---------- The data

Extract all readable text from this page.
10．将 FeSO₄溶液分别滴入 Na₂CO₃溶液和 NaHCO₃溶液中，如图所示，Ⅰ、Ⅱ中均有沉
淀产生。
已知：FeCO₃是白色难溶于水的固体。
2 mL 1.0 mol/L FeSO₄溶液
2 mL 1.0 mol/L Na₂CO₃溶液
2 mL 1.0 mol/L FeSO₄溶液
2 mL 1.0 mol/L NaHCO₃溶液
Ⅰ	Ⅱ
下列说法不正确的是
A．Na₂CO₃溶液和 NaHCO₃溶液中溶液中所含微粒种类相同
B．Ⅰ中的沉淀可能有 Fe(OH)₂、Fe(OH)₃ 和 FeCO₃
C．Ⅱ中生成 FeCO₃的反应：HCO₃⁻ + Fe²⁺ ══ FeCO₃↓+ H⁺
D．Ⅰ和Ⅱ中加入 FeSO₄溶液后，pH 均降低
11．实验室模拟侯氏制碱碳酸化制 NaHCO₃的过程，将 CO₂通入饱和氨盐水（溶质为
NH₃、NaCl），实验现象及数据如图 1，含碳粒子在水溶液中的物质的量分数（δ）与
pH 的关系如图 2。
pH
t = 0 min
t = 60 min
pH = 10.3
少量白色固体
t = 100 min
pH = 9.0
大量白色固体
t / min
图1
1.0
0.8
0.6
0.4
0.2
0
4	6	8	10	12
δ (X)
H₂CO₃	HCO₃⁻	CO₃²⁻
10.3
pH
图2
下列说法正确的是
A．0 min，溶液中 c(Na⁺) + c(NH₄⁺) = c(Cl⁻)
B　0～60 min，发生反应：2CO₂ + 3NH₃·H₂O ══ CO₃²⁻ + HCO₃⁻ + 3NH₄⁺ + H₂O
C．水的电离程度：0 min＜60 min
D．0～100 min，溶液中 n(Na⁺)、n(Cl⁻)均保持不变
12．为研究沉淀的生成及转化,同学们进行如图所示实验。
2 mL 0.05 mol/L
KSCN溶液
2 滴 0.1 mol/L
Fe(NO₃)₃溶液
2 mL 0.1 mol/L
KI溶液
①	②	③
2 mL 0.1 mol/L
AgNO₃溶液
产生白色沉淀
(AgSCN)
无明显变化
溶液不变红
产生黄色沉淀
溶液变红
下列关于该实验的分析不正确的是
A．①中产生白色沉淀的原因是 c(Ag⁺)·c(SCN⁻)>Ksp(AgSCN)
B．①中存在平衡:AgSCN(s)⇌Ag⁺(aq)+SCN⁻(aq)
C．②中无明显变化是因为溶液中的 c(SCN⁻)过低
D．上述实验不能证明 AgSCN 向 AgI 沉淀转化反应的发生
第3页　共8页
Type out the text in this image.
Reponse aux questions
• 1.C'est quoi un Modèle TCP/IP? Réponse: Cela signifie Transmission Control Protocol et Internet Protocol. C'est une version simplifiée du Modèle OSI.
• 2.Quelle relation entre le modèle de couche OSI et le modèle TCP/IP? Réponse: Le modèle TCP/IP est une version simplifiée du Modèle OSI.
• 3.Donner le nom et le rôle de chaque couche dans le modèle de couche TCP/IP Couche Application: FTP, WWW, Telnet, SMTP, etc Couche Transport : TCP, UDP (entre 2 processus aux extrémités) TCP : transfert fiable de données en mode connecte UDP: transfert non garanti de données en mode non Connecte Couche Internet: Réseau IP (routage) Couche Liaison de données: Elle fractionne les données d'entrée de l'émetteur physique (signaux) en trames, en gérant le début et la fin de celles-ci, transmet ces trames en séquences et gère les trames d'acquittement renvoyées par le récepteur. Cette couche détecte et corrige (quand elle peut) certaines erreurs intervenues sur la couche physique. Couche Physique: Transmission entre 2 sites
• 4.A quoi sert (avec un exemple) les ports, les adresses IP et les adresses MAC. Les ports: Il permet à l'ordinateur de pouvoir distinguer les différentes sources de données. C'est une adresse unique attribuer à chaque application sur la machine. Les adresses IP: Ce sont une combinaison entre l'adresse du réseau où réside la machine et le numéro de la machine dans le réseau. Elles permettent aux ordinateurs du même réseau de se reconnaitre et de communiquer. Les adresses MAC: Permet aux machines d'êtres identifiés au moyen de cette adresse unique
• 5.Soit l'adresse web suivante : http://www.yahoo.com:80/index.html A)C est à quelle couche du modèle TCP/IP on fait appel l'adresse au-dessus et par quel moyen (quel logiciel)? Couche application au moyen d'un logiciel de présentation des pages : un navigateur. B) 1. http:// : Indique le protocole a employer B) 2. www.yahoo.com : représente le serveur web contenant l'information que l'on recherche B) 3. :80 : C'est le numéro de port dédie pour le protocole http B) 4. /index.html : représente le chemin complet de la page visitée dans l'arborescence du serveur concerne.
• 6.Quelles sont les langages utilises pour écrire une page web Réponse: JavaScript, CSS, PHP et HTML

--------------------

**Goal of the exercise**. From the records above, copy every line that holds the word "this".

**Response to the task**.
Extract all readable text from this page.
Type out the text in this image.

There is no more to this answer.